## WHAT YOU HAVE TO DO
Find every line with the word "Total" and give their count, nothing else.

- - -

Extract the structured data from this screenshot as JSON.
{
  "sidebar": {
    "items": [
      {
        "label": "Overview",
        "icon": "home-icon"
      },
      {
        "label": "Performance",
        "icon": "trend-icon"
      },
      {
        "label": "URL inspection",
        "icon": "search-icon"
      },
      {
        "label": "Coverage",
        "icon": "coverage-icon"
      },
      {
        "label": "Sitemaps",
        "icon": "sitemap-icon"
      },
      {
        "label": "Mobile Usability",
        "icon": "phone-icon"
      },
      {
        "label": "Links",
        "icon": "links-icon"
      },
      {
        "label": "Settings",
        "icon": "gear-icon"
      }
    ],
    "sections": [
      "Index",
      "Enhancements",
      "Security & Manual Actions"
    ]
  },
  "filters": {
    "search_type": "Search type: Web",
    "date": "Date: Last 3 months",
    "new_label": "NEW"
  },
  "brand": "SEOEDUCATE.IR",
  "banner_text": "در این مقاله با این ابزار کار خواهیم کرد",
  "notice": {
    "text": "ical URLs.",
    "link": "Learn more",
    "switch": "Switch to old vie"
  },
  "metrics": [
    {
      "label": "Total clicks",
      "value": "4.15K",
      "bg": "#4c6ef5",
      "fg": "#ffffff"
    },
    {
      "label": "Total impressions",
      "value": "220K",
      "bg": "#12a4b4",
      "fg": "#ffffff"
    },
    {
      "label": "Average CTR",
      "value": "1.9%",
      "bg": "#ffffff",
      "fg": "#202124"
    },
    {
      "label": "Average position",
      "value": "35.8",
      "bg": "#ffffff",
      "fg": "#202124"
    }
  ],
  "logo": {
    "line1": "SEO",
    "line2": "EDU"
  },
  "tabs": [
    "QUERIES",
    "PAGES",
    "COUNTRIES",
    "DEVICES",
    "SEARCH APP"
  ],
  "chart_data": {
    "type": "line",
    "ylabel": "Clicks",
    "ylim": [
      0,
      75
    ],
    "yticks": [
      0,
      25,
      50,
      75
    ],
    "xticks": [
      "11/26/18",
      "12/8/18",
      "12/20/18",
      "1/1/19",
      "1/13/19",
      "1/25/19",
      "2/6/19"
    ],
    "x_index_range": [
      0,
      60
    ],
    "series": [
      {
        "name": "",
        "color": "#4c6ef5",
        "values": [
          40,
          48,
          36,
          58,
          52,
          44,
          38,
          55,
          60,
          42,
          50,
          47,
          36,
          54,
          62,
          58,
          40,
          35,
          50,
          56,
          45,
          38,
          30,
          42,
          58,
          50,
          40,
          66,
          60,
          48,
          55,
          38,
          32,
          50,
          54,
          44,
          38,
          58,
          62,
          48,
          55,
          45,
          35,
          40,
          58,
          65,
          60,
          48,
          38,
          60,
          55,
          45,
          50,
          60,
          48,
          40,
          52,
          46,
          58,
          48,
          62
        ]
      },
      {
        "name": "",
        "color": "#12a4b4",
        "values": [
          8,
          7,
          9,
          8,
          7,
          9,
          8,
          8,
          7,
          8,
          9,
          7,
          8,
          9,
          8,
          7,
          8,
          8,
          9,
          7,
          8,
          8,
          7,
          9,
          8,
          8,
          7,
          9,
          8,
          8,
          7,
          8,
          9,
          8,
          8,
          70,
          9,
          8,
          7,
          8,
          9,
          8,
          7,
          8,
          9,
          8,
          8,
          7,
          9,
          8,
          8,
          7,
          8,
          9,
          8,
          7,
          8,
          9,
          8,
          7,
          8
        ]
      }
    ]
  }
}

- - -

## ANSWER TO THIS EXERCISE
2